-- start Data records --
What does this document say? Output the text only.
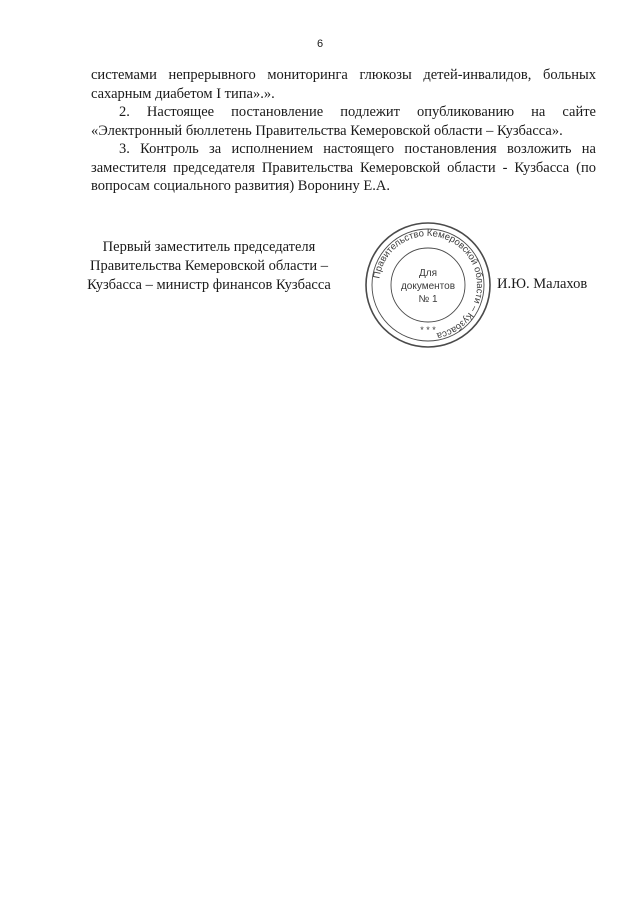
6

системами непрерывного мониторинга глюкозы детей-инвалидов, больных сахарным диабетом I типа».».

2. Настоящее постановление подлежит опубликованию на сайте «Электронный бюллетень Правительства Кемеровской области – Кузбасса».

3. Контроль за исполнением настоящего постановления возложить на заместителя председателя Правительства Кемеровской области - Кузбасса (по вопросам социального развития) Воронину Е.А.

Первый заместитель председателя
Правительства Кемеровской области –
Кузбасса – министр финансов Кузбасса
Правительство Кемеровской области – Кузбасса
* * *
Для
документов
№ 1
И.Ю. Малахов
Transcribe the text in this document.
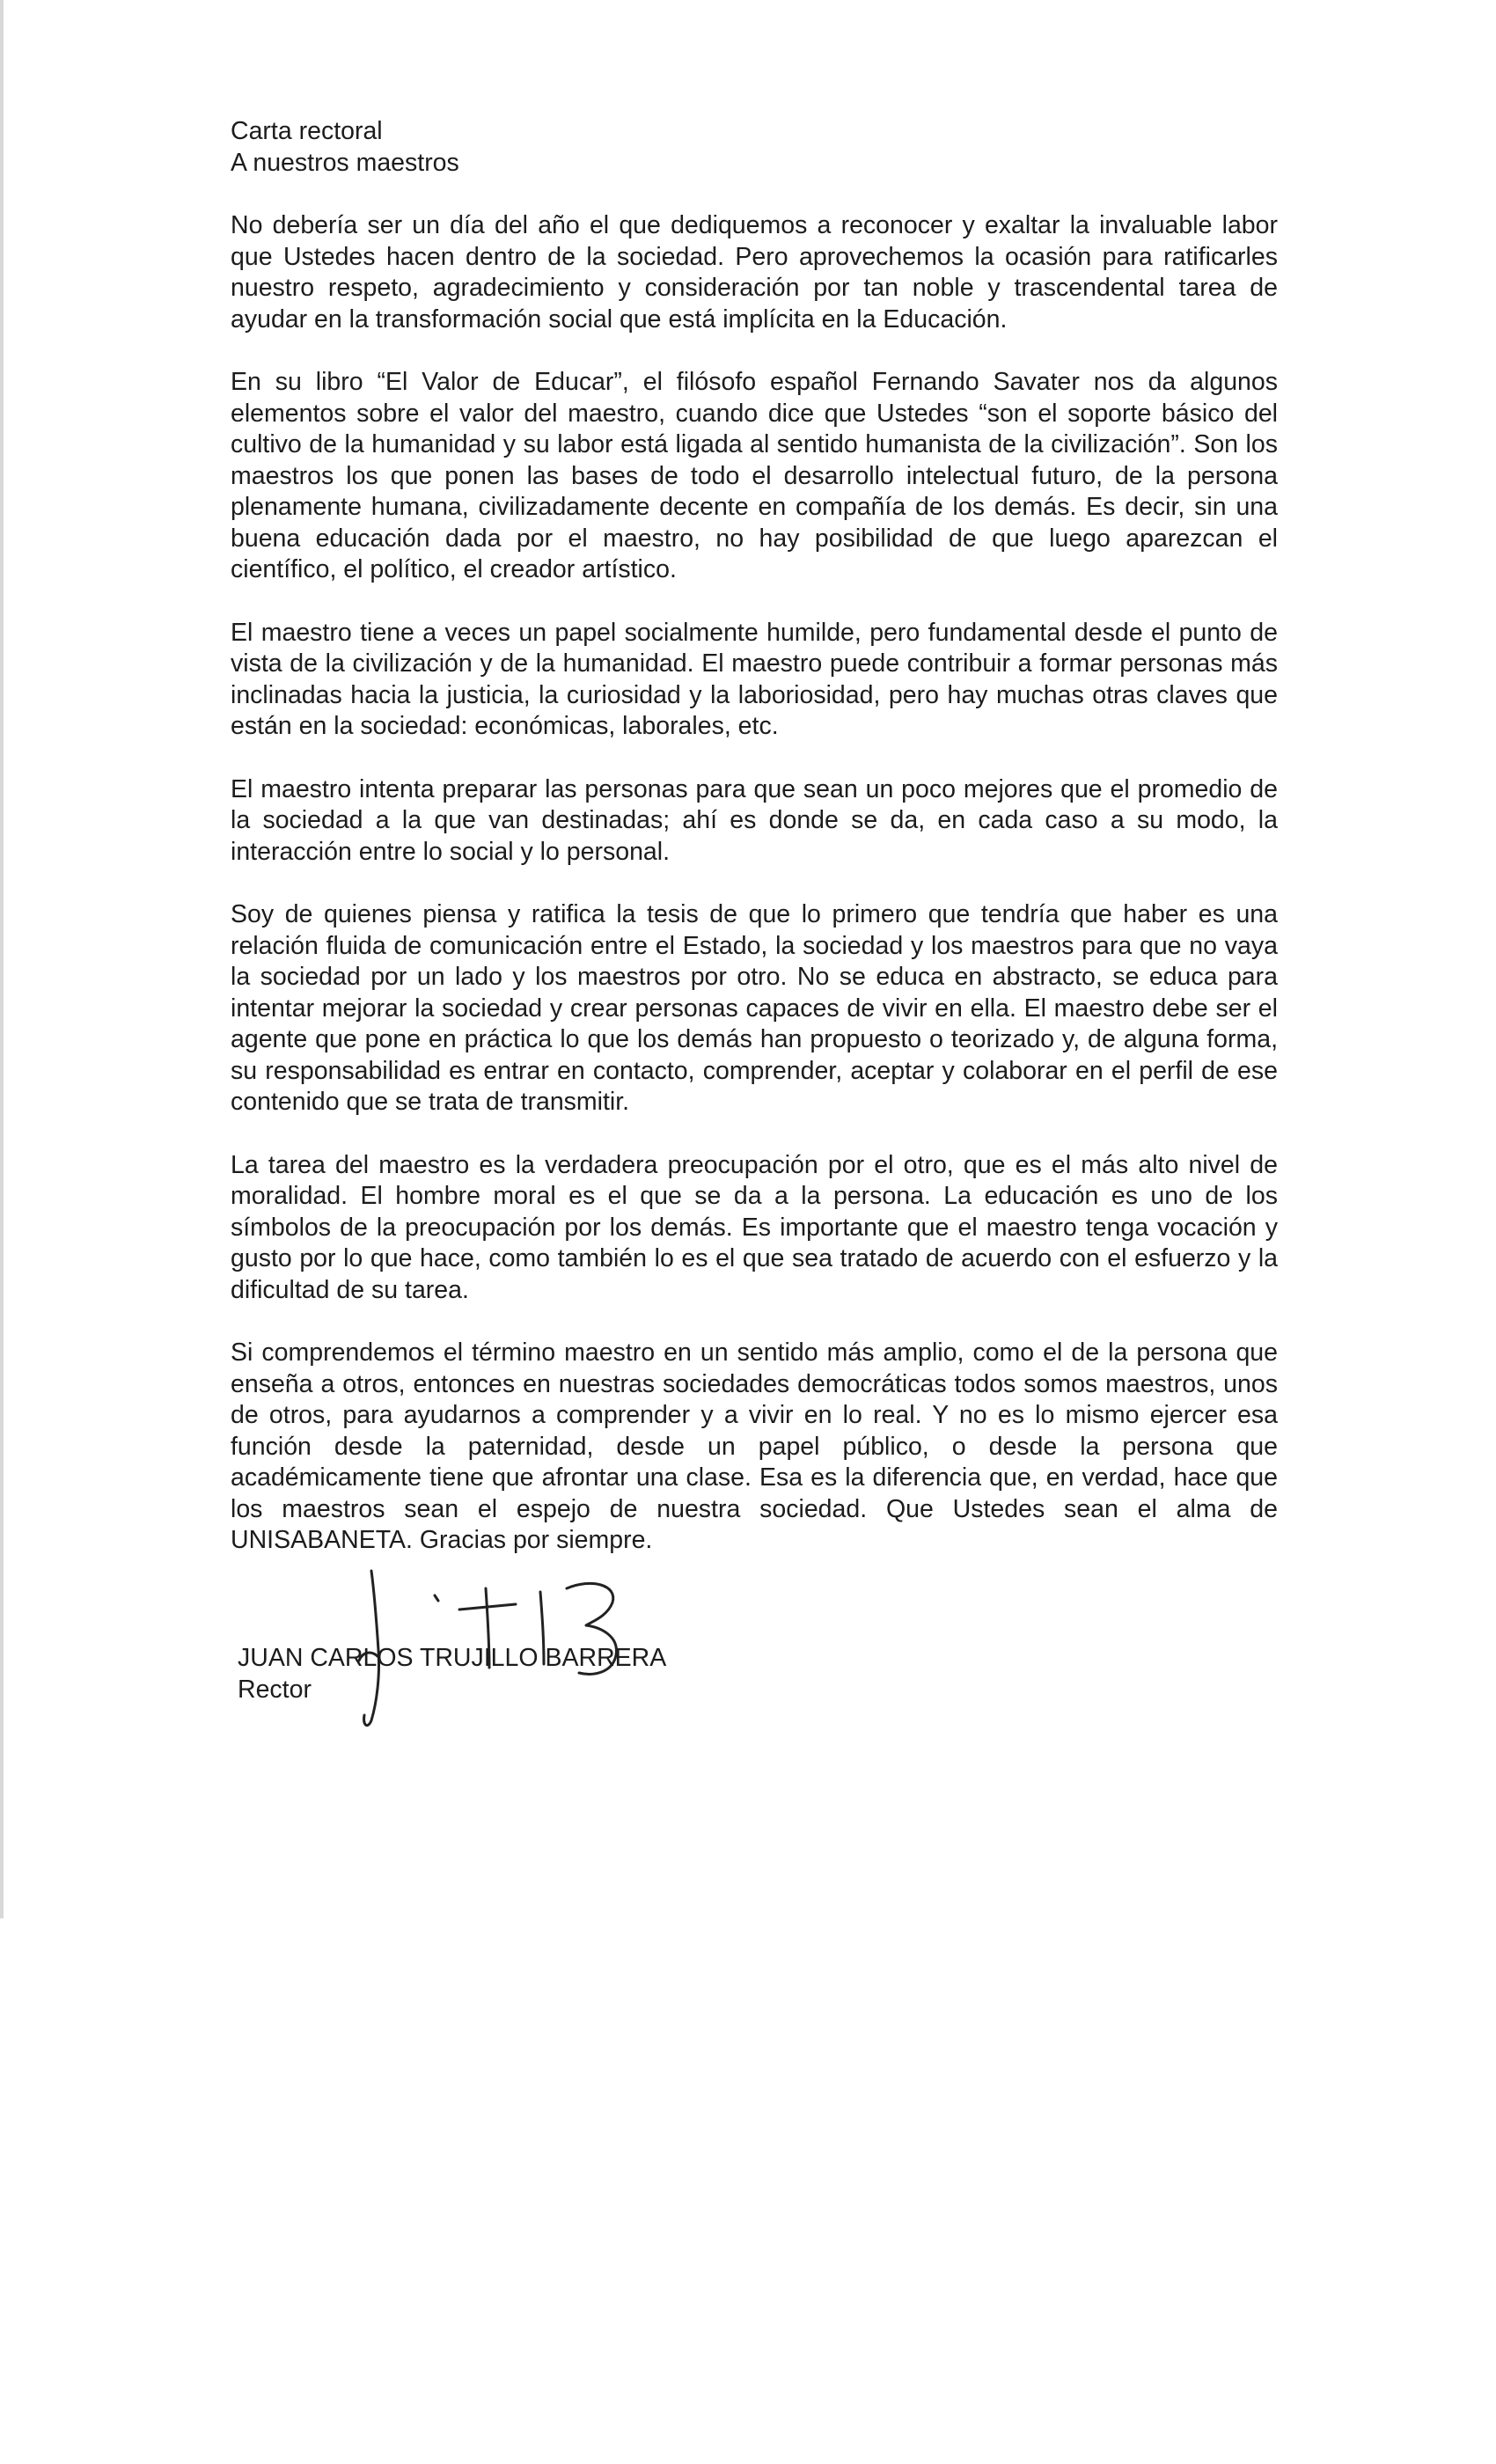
Carta rectoral
A nuestros maestros

No debería ser un día del año el que dediquemos a reconocer y exaltar la invaluable labor que Ustedes hacen dentro de la sociedad. Pero aprovechemos la ocasión para ratificarles nuestro respeto, agradecimiento y consideración por tan noble y trascendental tarea de ayudar en la transformación social que está implícita en la Educación.

En su libro “El Valor de Educar”, el filósofo español Fernando Savater nos da algunos elementos sobre el valor del maestro, cuando dice que Ustedes “son el soporte básico del cultivo de la humanidad y su labor está ligada al sentido humanista de la civilización”. Son los maestros los que ponen las bases de todo el desarrollo intelectual futuro, de la persona plenamente humana, civilizadamente decente en compañía de los demás. Es decir, sin una buena educación dada por el maestro, no hay posibilidad de que luego aparezcan el científico, el político, el creador artístico.

El maestro tiene a veces un papel socialmente humilde, pero fundamental desde el punto de vista de la civilización y de la humanidad. El maestro puede contribuir a formar personas más inclinadas hacia la justicia, la curiosidad y la laboriosidad, pero hay muchas otras claves que están en la sociedad: económicas, laborales, etc.

El maestro intenta preparar las personas para que sean un poco mejores que el promedio de la sociedad a la que van destinadas; ahí es donde se da, en cada caso a su modo, la interacción entre lo social y lo personal.

Soy de quienes piensa y ratifica la tesis de que lo primero que tendría que haber es una relación fluida de comunicación entre el Estado, la sociedad y los maestros para que no vaya la sociedad por un lado y los maestros por otro. No se educa en abstracto, se educa para intentar mejorar la sociedad y crear personas capaces de vivir en ella. El maestro debe ser el agente que pone en práctica lo que los demás han propuesto o teorizado y, de alguna forma, su responsabilidad es entrar en contacto, comprender, aceptar y colaborar en el perfil de ese contenido que se trata de transmitir.

La tarea del maestro es la verdadera preocupación por el otro, que es el más alto nivel de moralidad. El hombre moral es el que se da a la persona. La educación es uno de los símbolos de la preocupación por los demás. Es importante que el maestro tenga vocación y gusto por lo que hace, como también lo es el que sea tratado de acuerdo con el esfuerzo y la dificultad de su tarea.

Si comprendemos el término maestro en un sentido más amplio, como el de la persona que enseña a otros, entonces en nuestras sociedades democráticas todos somos maestros, unos de otros, para ayudarnos a comprender y a vivir en lo real. Y no es lo mismo ejercer esa función desde la paternidad, desde un papel público, o desde la persona que académicamente tiene que afrontar una clase. Esa es la diferencia que, en verdad, hace que los maestros sean el espejo de nuestra sociedad. Que Ustedes sean el alma de UNISABANETA. Gracias por siempre.

JUAN CARLOS TRUJILLO BARRERA
Rector
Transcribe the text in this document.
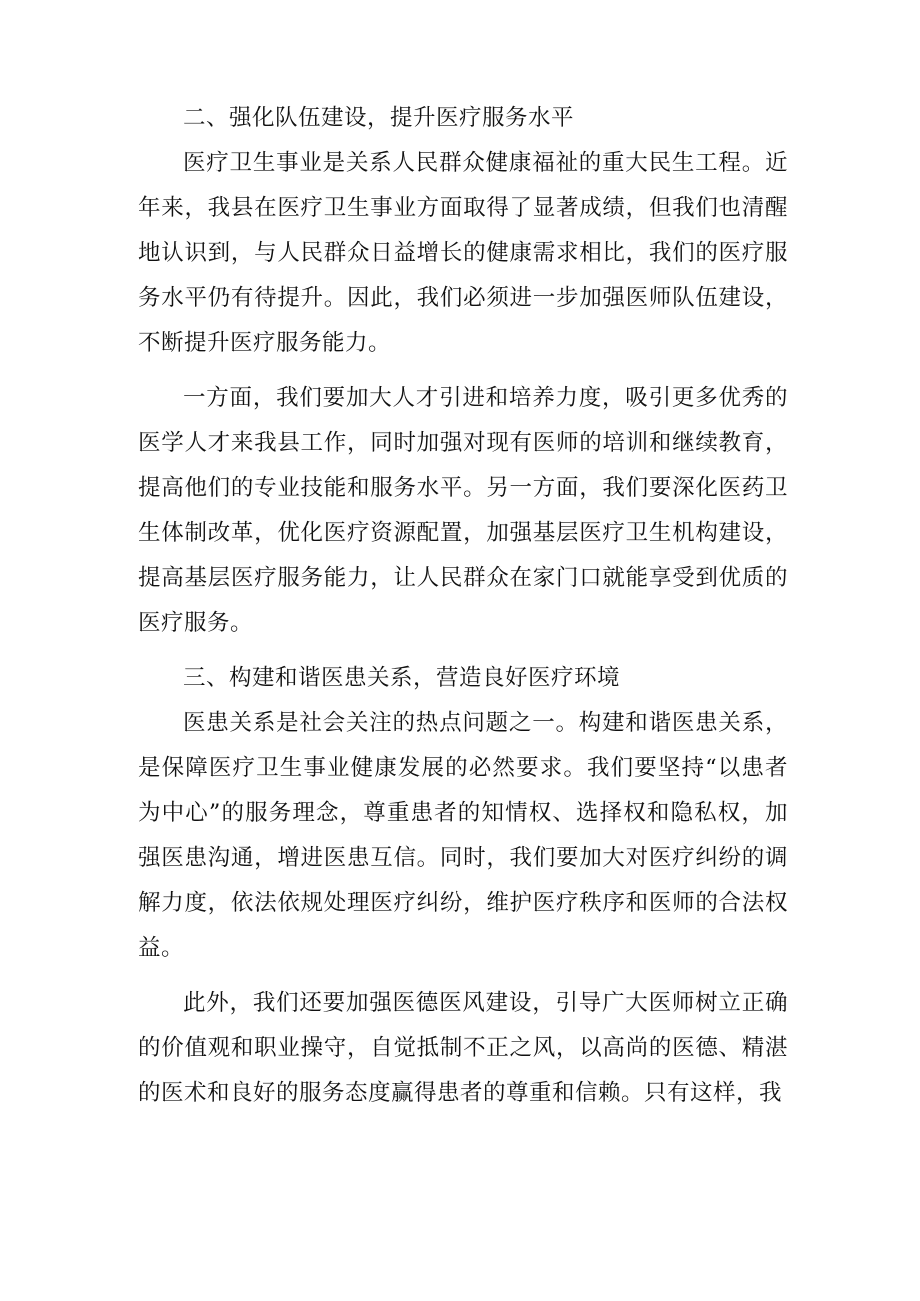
二、强化队伍建设，提升医疗服务水平

医疗卫生事业是关系人民群众健康福祉的重大民生工程。近年来，我县在医疗卫生事业方面取得了显著成绩，但我们也清醒地认识到，与人民群众日益增长的健康需求相比，我们的医疗服务水平仍有待提升。因此，我们必须进一步加强医师队伍建设，不断提升医疗服务能力。

一方面，我们要加大人才引进和培养力度，吸引更多优秀的医学人才来我县工作，同时加强对现有医师的培训和继续教育，提高他们的专业技能和服务水平。另一方面，我们要深化医药卫生体制改革，优化医疗资源配置，加强基层医疗卫生机构建设，提高基层医疗服务能力，让人民群众在家门口就能享受到优质的医疗服务。

三、构建和谐医患关系，营造良好医疗环境

医患关系是社会关注的热点问题之一。构建和谐医患关系，是保障医疗卫生事业健康发展的必然要求。我们要坚持“以患者为中心”的服务理念，尊重患者的知情权、选择权和隐私权，加强医患沟通，增进医患互信。同时，我们要加大对医疗纠纷的调解力度，依法依规处理医疗纠纷，维护医疗秩序和医师的合法权益。

此外，我们还要加强医德医风建设，引导广大医师树立正确的价值观和职业操守，自觉抵制不正之风，以高尚的医德、精湛的医术和良好的服务态度赢得患者的尊重和信赖。只有这样，我
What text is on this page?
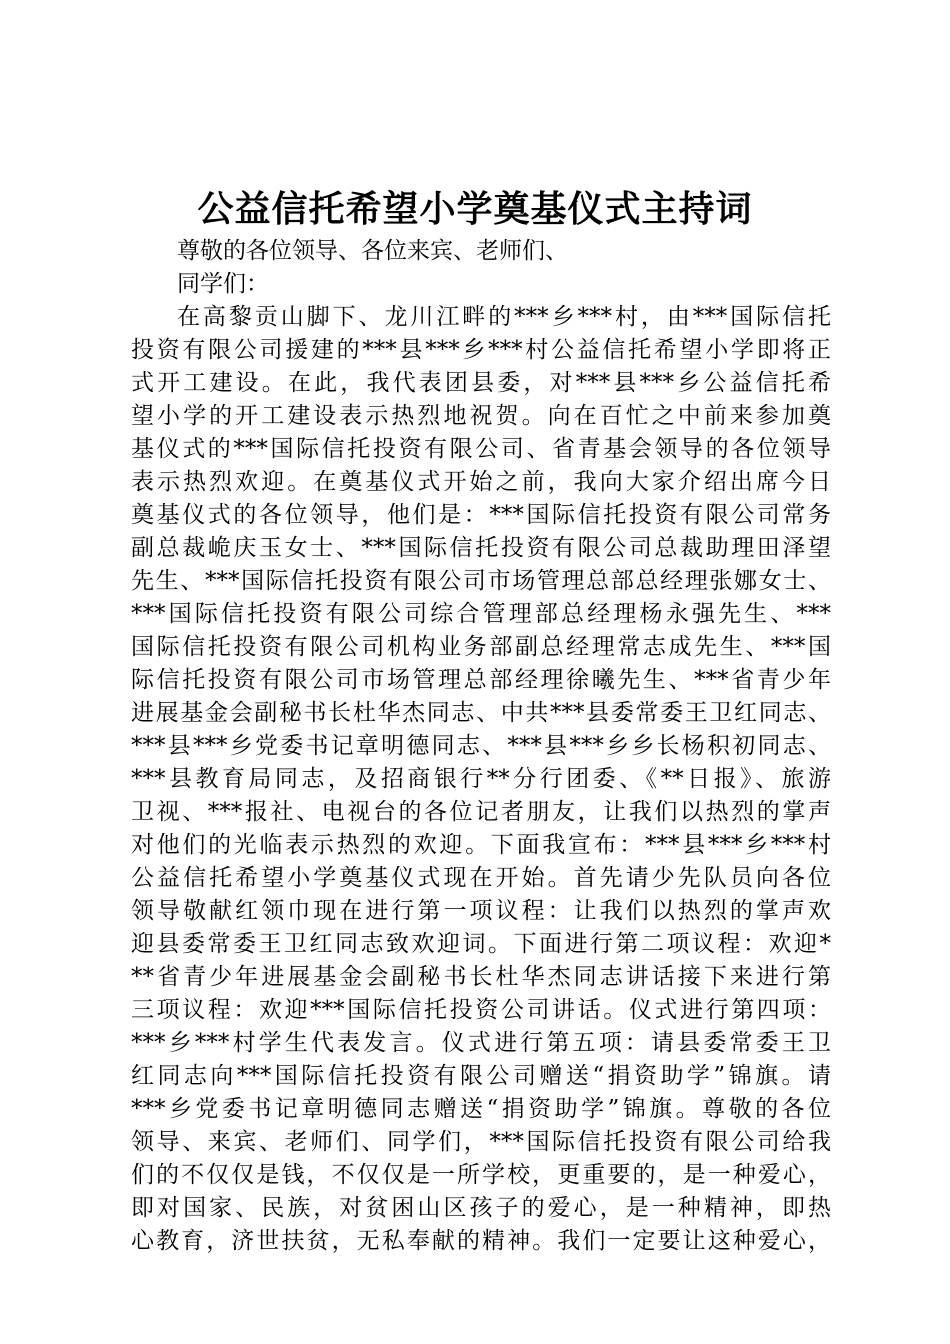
公益信托希望小学奠基仪式主持词
尊敬的各位领导、各位来宾、老师们、
同学们：
在高黎贡山脚下、龙川江畔的***乡***村，由***国际信托
投资有限公司援建的***县***乡***村公益信托希望小学即将正
式开工建设。在此，我代表团县委，对***县***乡公益信托希
望小学的开工建设表示热烈地祝贺。向在百忙之中前来参加奠
基仪式的***国际信托投资有限公司、省青基会领导的各位领导
表示热烈欢迎。在奠基仪式开始之前，我向大家介绍出席今日
奠基仪式的各位领导，他们是：***国际信托投资有限公司常务
副总裁峗庆玉女士、***国际信托投资有限公司总裁助理田泽望
先生、***国际信托投资有限公司市场管理总部总经理张娜女士、
***国际信托投资有限公司综合管理部总经理杨永强先生、***
国际信托投资有限公司机构业务部副总经理常志成先生、***国
际信托投资有限公司市场管理总部经理徐曦先生、***省青少年
进展基金会副秘书长杜华杰同志、中共***县委常委王卫红同志、
***县***乡党委书记章明德同志、***县***乡乡长杨积初同志、
***县教育局同志，及招商银行**分行团委、《**日报》、旅游
卫视、***报社、电视台的各位记者朋友，让我们以热烈的掌声
对他们的光临表示热烈的欢迎。下面我宣布：***县***乡***村
公益信托希望小学奠基仪式现在开始。首先请少先队员向各位
领导敬献红领巾现在进行第一项议程：让我们以热烈的掌声欢
迎县委常委王卫红同志致欢迎词。下面进行第二项议程：欢迎*
**省青少年进展基金会副秘书长杜华杰同志讲话接下来进行第
三项议程：欢迎***国际信托投资公司讲话。仪式进行第四项：
***乡***村学生代表发言。仪式进行第五项：请县委常委王卫
红同志向***国际信托投资有限公司赠送“捐资助学”锦旗。请
***乡党委书记章明德同志赠送“捐资助学”锦旗。尊敬的各位
领导、来宾、老师们、同学们，***国际信托投资有限公司给我
们的不仅仅是钱，不仅仅是一所学校，更重要的，是一种爱心，
即对国家、民族，对贫困山区孩子的爱心，是一种精神，即热
心教育，济世扶贫，无私奉献的精神。我们一定要让这种爱心，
-- end Data records --
• Exercise details
Return each line in the records that holds the string "sean".

• Expected answer
El maestro intenta preparar las personas para que sean un poco mejores que el promedio de la sociedad a la que van destinadas; ahí es donde se da, en cada caso a su modo, la interacción entre lo social y lo personal.
Si comprendemos el término maestro en un sentido más amplio, como el de la persona que enseña a otros, entonces en nuestras sociedades democráticas todos somos maestros, unos de otros, para ayudarnos a comprender y a vivir en lo real. Y no es lo mismo ejercer esa función desde la paternidad, desde un papel público, o desde la persona que académicamente tiene que afrontar una clase. Esa es la diferencia que, en verdad, hace que los maestros sean el espejo de nuestra sociedad. Que Ustedes sean el alma de UNISABANETA. Gracias por siempre.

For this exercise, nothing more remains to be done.